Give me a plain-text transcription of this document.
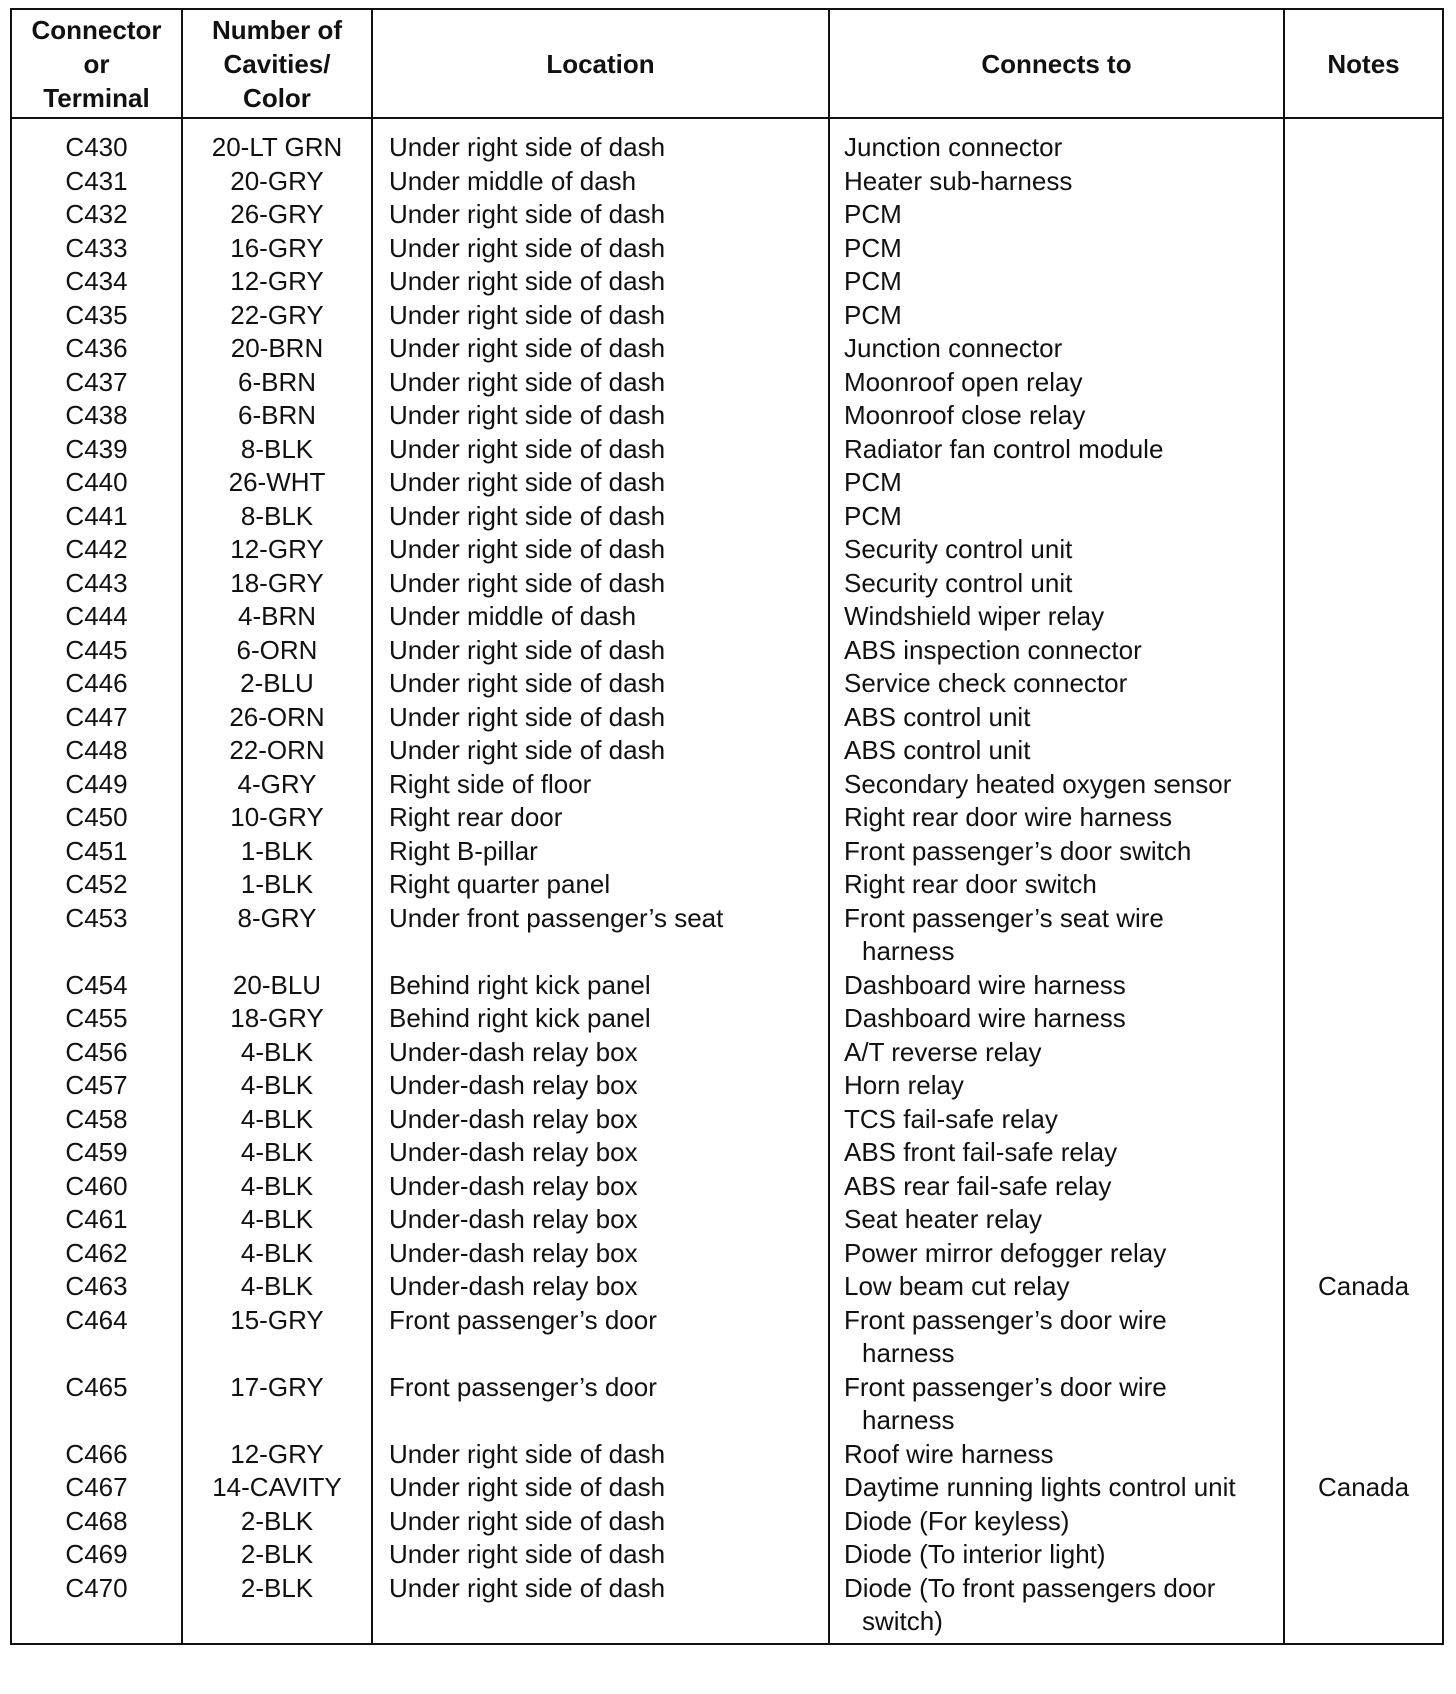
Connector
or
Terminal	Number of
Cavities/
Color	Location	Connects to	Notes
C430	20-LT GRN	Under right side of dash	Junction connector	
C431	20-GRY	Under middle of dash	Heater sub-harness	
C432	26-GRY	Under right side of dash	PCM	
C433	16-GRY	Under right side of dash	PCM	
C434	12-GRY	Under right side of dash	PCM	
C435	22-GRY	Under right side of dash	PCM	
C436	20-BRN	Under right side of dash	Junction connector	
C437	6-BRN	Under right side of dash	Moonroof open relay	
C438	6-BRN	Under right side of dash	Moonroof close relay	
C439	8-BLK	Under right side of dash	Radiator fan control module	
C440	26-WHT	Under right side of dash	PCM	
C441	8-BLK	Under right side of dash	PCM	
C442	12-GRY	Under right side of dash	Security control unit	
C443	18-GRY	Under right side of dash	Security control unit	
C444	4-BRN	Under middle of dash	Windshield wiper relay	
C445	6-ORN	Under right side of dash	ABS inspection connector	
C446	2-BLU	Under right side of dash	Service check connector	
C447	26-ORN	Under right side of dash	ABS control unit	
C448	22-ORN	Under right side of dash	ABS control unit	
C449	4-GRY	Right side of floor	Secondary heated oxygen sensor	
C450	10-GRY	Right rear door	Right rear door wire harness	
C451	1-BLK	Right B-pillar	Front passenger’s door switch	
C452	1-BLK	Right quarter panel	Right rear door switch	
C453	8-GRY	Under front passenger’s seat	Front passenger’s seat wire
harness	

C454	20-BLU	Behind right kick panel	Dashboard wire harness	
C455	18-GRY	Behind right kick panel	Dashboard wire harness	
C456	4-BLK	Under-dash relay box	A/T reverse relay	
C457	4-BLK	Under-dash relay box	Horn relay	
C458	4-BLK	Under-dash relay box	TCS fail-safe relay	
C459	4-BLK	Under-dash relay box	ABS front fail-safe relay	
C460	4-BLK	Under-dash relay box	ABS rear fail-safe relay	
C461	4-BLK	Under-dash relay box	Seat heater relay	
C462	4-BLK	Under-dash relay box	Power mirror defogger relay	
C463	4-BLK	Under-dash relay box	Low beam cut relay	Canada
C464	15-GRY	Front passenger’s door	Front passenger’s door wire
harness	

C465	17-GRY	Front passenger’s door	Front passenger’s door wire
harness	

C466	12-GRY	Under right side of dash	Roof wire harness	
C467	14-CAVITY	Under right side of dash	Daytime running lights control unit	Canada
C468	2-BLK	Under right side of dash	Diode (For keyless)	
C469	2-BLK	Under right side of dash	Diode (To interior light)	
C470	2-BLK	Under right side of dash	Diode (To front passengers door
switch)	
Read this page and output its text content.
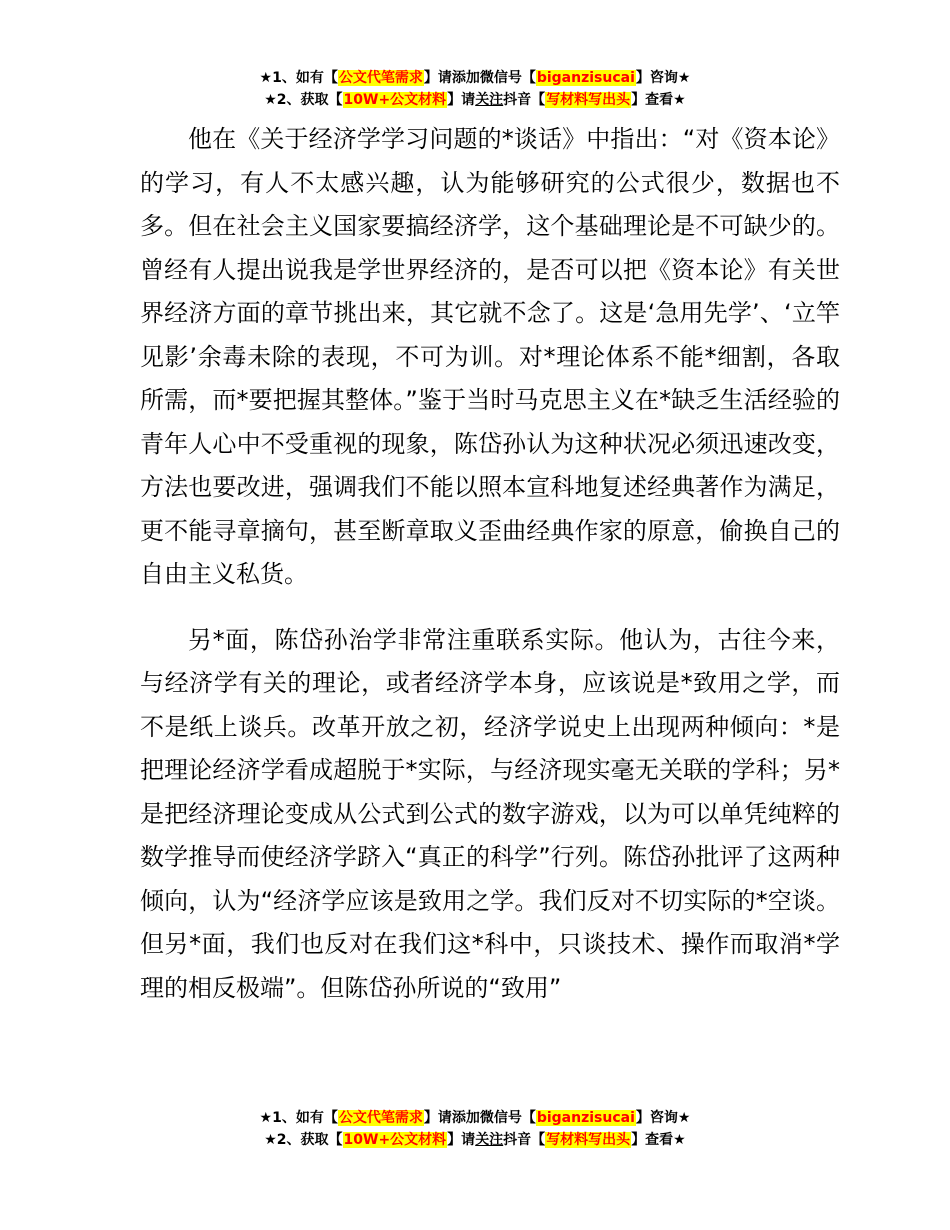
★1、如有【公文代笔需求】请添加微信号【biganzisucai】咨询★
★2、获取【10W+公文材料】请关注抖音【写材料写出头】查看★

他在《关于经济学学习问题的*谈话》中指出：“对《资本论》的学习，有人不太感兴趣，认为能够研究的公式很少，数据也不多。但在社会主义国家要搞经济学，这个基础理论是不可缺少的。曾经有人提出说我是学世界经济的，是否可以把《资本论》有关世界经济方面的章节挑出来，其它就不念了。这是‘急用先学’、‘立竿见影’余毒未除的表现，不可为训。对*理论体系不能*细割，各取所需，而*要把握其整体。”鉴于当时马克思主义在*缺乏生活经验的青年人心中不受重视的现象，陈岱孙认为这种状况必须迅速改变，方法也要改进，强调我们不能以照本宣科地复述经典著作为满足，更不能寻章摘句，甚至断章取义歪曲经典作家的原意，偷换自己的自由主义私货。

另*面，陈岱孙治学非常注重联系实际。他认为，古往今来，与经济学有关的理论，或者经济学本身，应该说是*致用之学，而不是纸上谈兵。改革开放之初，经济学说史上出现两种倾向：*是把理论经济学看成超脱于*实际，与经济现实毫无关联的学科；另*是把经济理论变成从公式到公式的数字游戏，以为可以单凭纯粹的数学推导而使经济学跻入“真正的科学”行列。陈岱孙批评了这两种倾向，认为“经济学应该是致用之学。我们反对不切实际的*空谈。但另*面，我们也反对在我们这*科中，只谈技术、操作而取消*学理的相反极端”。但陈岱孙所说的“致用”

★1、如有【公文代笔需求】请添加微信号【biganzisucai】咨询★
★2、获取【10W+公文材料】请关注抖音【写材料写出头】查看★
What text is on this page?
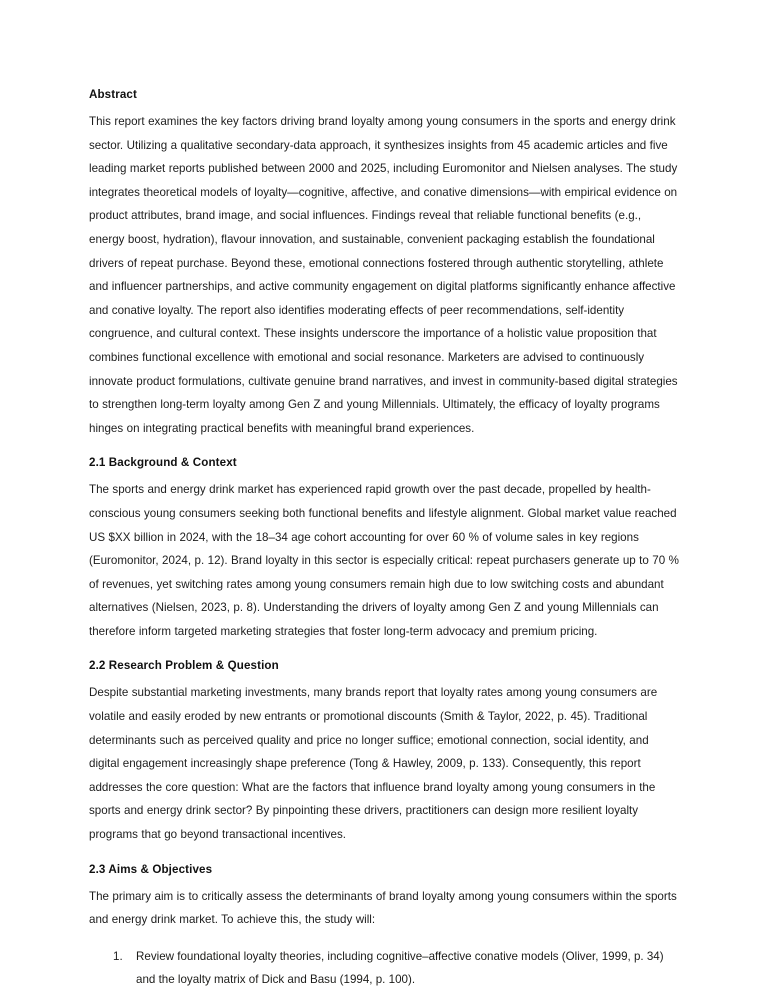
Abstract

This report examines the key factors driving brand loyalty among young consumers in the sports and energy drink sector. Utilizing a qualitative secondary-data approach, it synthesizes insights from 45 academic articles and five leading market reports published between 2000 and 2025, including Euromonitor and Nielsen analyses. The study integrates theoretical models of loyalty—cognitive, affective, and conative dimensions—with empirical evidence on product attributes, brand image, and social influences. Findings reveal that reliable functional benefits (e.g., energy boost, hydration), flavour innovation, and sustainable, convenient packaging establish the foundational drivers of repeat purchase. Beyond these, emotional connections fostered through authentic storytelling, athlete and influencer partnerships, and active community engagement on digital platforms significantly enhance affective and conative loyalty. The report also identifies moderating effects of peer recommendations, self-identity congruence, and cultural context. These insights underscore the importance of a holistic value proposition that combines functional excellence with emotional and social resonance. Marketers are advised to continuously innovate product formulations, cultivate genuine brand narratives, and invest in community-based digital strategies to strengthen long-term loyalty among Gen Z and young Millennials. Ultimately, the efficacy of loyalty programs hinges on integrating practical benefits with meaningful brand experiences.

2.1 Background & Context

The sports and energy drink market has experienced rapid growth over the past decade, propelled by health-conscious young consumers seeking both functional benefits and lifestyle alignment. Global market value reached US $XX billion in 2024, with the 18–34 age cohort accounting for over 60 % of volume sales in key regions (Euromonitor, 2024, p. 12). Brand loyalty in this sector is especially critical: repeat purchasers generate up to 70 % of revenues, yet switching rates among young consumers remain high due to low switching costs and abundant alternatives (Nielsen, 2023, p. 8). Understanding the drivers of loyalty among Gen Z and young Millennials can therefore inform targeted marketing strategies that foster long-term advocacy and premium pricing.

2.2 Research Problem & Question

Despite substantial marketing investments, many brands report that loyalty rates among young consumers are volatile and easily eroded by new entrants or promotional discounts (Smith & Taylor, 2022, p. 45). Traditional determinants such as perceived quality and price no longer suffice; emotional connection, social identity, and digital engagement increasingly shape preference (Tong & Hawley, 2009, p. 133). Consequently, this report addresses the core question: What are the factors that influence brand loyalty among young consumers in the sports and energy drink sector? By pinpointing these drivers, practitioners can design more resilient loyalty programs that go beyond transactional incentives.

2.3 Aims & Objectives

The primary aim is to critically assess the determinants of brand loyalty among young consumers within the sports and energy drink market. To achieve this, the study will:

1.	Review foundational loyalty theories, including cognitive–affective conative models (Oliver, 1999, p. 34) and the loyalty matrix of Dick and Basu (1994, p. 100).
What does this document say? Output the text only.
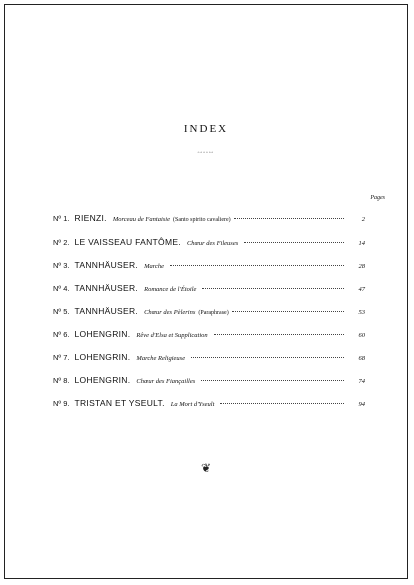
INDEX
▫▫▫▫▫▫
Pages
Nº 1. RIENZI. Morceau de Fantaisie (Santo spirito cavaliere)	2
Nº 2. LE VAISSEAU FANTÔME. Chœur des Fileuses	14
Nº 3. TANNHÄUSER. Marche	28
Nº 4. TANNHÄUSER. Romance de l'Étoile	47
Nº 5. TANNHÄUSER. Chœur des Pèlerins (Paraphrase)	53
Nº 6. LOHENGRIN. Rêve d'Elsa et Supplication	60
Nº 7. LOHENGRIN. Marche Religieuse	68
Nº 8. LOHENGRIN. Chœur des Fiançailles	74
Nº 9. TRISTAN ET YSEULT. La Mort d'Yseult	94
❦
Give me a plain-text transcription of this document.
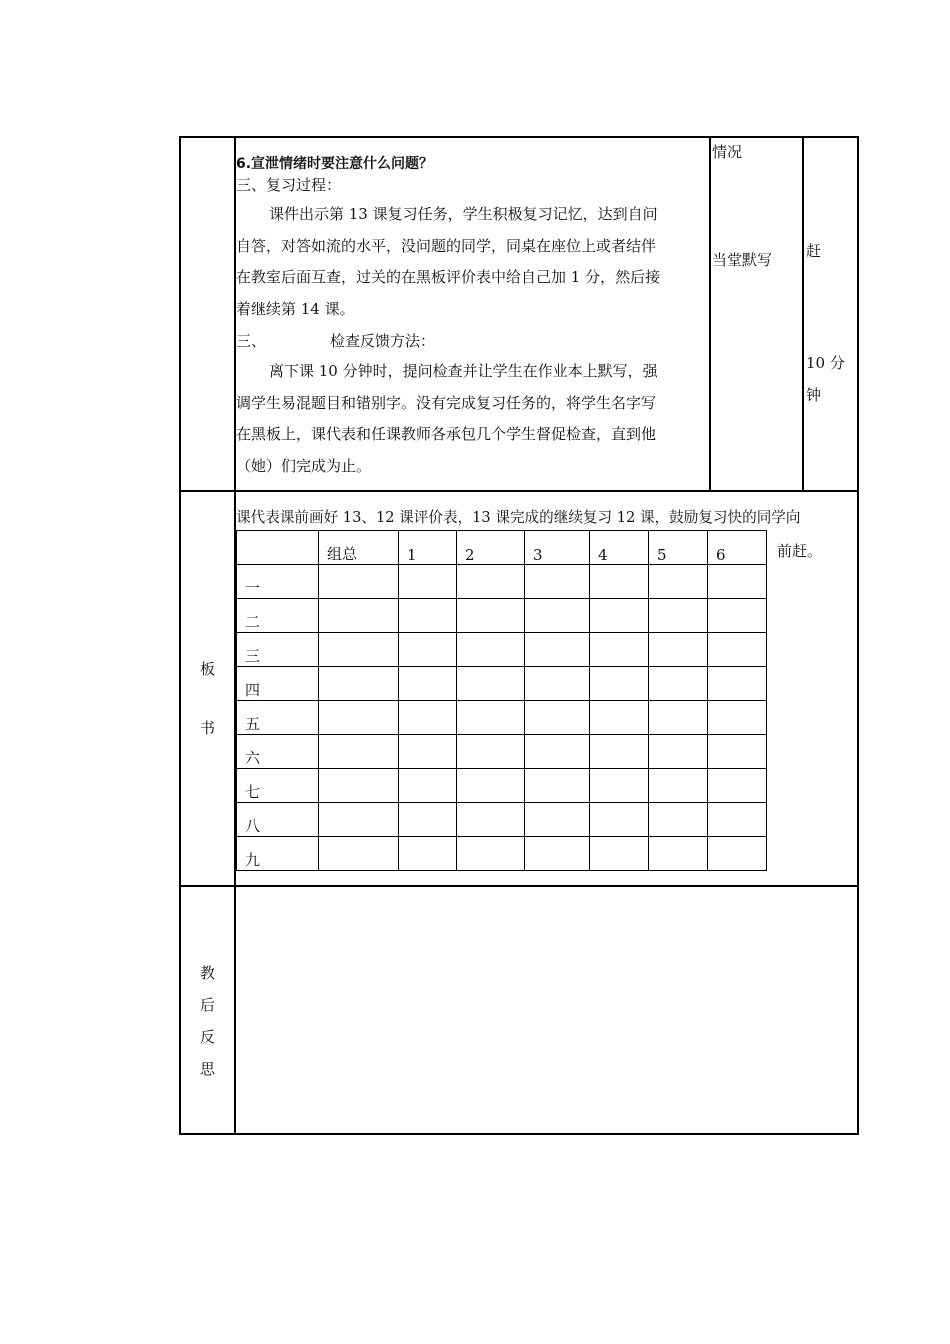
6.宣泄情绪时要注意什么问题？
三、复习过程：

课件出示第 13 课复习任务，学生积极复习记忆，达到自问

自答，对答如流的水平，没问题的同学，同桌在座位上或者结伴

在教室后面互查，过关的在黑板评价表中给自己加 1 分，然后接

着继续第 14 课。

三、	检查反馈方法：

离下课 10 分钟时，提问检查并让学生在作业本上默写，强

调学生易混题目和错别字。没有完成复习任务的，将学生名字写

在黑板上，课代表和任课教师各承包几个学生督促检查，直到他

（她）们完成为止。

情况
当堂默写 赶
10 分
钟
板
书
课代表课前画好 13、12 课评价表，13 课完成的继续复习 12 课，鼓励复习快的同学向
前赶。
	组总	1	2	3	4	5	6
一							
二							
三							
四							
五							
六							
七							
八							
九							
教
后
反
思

#### DO THIS
No pictures belong in the copy: reproduce exactly the lines above from the one that contains "What does this" through the last line of the entries.

#### SOLVED PROBLEM
What does this document say? Output the text only.
INDEX
▫▫▫▫▫▫
Pages
Nº 1. RIENZI. Morceau de Fantaisie (Santo spirito cavaliere)	2
Nº 2. LE VAISSEAU FANTÔME. Chœur des Fileuses	14
Nº 3. TANNHÄUSER. Marche	28
Nº 4. TANNHÄUSER. Romance de l'Étoile	47
Nº 5. TANNHÄUSER. Chœur des Pèlerins (Paraphrase)	53
Nº 6. LOHENGRIN. Rêve d'Elsa et Supplication	60
Nº 7. LOHENGRIN. Marche Religieuse	68
Nº 8. LOHENGRIN. Chœur des Fiançailles	74
Nº 9. TRISTAN ET YSEULT. La Mort d'Yseult	94
❦
Give me a plain-text transcription of this document.
6.宣泄情绪时要注意什么问题？
三、复习过程：

课件出示第 13 课复习任务，学生积极复习记忆，达到自问

自答，对答如流的水平，没问题的同学，同桌在座位上或者结伴

在教室后面互查，过关的在黑板评价表中给自己加 1 分，然后接

着继续第 14 课。

三、	检查反馈方法：

离下课 10 分钟时，提问检查并让学生在作业本上默写，强

调学生易混题目和错别字。没有完成复习任务的，将学生名字写

在黑板上，课代表和任课教师各承包几个学生督促检查，直到他

（她）们完成为止。

情况
当堂默写 赶
10 分
钟
板
书
课代表课前画好 13、12 课评价表，13 课完成的继续复习 12 课，鼓励复习快的同学向
前赶。
	组总	1	2	3	4	5	6
一							
二							
三							
四							
五							
六							
七							
八							
九							
教
后
反
思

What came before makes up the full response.